What the task asks :: Write out all records as given; omit images.

(Extracted data entries)
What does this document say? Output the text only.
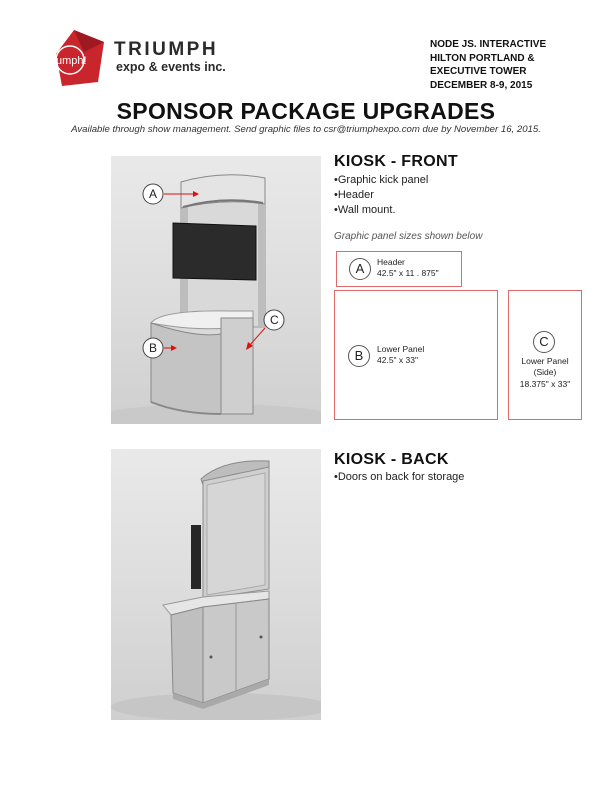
umph!
TRIUMPH
expo & events inc.
NODE JS. INTERACTIVE
HILTON PORTLAND &
EXECUTIVE TOWER
DECEMBER 8-9, 2015
SPONSOR PACKAGE UPGRADES
Available through show management. Send graphic files to csr@triumphexpo.com due by November 16, 2015.
A
B
C
KIOSK - FRONT
•Graphic kick panel
•Header
•Wall mount.
Graphic panel sizes shown below
A	Header
42.5" x 11 . 875"
B	Lower Panel
42.5" x 33"
C
Lower Panel
(Side)
18.375" x 33"
KIOSK - BACK
•Doors on back for storage
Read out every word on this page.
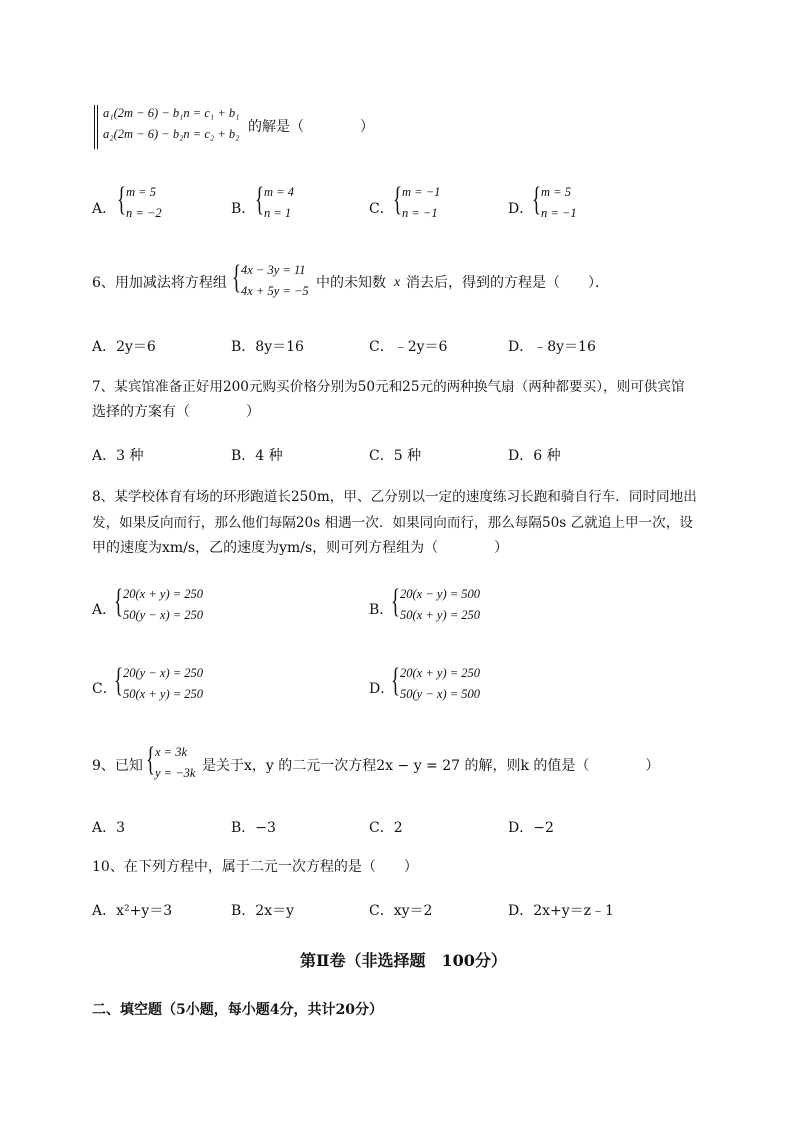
a₁(2m − 6) − b₁n = c₁ + b₁
a₂(2m − 6) − b₂n = c₂ + b₂ 的解是（　　　　）
A． { m = 5
n = −2	B． { m = 4
n = 1	C． { m = −1
n = −1	D．
{ m = 5
n = −1
6、用加减法将方程组 { 4x − 3y = 11
4x + 5y = −5 中的未知数 x 消去后，得到的方程是（　　）．
A．2y＝6	B．8y＝16	C．﹣2y＝6	D．﹣8y＝16
7、某宾馆准备正好用200元购买价格分别为50元和25元的两种换气扇（两种都要买），则可供宾馆
选择的方案有（　　　　）
A．3 种	B．4 种	C．5 种	D．6 种
8、某学校体育有场的环形跑道长250m，甲、乙分别以一定的速度练习长跑和骑自行车．同时同地出
发，如果反向而行，那么他们每隔20s 相遇一次．如果同向而行，那么每隔50s 乙就追上甲一次，设
甲的速度为xm/s，乙的速度为ym/s，则可列方程组为（　　　　）
A．
{ 20(x + y) = 250
50(y − x) = 250	B．
{ 20(x − y) = 500
50(x + y) = 250
C．
{ 20(y − x) = 250
50(x + y) = 250	D．
{ 20(x + y) = 250
50(y − x) = 500
9、已知 { x = 3k
y = −3k 是关于x，y 的二元一次方程2x − y = 27 的解，则k 的值是（　　　　）
A．3	B．−3	C．2	D．−2
10、在下列方程中，属于二元一次方程的是（　　）
A．x²+y＝3	B．2x＝y	C．xy＝2	D．2x+y＝z﹣1
第Ⅱ卷（非选择题　100分）
二、填空题（5小题，每小题4分，共计20分）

Output for this exercise ::
What does this document say? Output the text only.
umph!
TRIUMPH
expo & events inc.
NODE JS. INTERACTIVE
HILTON PORTLAND &
EXECUTIVE TOWER
DECEMBER 8-9, 2015
SPONSOR PACKAGE UPGRADES
Available through show management. Send graphic files to csr@triumphexpo.com due by November 16, 2015.
A
B
C
KIOSK - FRONT
•Graphic kick panel
•Header
•Wall mount.
Graphic panel sizes shown below
A	Header
42.5" x 11 . 875"
B	Lower Panel
42.5" x 33"
C
Lower Panel
(Side)
18.375" x 33"
KIOSK - BACK
•Doors on back for storage
Read out every word on this page.
a₁(2m − 6) − b₁n = c₁ + b₁
a₂(2m − 6) − b₂n = c₂ + b₂ 的解是（　　　　）
A． { m = 5
n = −2	B． { m = 4
n = 1	C． { m = −1
n = −1	D．
{ m = 5
n = −1
6、用加减法将方程组 { 4x − 3y = 11
4x + 5y = −5 中的未知数 x 消去后，得到的方程是（　　）．
A．2y＝6	B．8y＝16	C．﹣2y＝6	D．﹣8y＝16
7、某宾馆准备正好用200元购买价格分别为50元和25元的两种换气扇（两种都要买），则可供宾馆
选择的方案有（　　　　）
A．3 种	B．4 种	C．5 种	D．6 种
8、某学校体育有场的环形跑道长250m，甲、乙分别以一定的速度练习长跑和骑自行车．同时同地出
发，如果反向而行，那么他们每隔20s 相遇一次．如果同向而行，那么每隔50s 乙就追上甲一次，设
甲的速度为xm/s，乙的速度为ym/s，则可列方程组为（　　　　）
A．
{ 20(x + y) = 250
50(y − x) = 250	B．
{ 20(x − y) = 500
50(x + y) = 250
C．
{ 20(y − x) = 250
50(x + y) = 250	D．
{ 20(x + y) = 250
50(y − x) = 500
9、已知 { x = 3k
y = −3k 是关于x，y 的二元一次方程2x − y = 27 的解，则k 的值是（　　　　）
A．3	B．−3	C．2	D．−2
10、在下列方程中，属于二元一次方程的是（　　）
A．x²+y＝3	B．2x＝y	C．xy＝2	D．2x+y＝z﹣1
第Ⅱ卷（非选择题　100分）
二、填空题（5小题，每小题4分，共计20分）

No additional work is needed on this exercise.